▶ Exercise brief: Across the material below, how many lines contain the word "показателя"? Give only the number.

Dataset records
════════════════

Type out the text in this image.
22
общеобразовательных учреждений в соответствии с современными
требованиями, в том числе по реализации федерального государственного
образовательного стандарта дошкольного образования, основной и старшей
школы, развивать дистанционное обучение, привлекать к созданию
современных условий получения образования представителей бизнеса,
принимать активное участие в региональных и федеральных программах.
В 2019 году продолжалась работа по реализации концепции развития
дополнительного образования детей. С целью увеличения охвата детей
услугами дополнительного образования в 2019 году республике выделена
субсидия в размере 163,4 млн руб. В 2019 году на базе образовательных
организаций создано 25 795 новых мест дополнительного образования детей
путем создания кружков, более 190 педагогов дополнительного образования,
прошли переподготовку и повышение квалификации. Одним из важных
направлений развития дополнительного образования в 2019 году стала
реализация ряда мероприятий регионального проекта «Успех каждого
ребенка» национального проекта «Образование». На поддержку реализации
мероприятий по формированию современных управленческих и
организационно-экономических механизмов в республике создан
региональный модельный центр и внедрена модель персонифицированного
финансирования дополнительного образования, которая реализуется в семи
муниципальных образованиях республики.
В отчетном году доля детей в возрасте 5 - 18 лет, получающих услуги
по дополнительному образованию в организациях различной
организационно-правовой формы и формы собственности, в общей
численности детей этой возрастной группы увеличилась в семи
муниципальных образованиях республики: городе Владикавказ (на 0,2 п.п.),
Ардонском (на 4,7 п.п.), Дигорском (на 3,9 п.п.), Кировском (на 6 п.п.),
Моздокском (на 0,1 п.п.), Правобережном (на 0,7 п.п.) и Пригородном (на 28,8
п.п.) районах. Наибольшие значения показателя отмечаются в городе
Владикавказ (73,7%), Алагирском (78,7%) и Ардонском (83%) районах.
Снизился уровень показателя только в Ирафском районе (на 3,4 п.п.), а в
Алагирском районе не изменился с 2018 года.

════════════════

▶ Solution: 2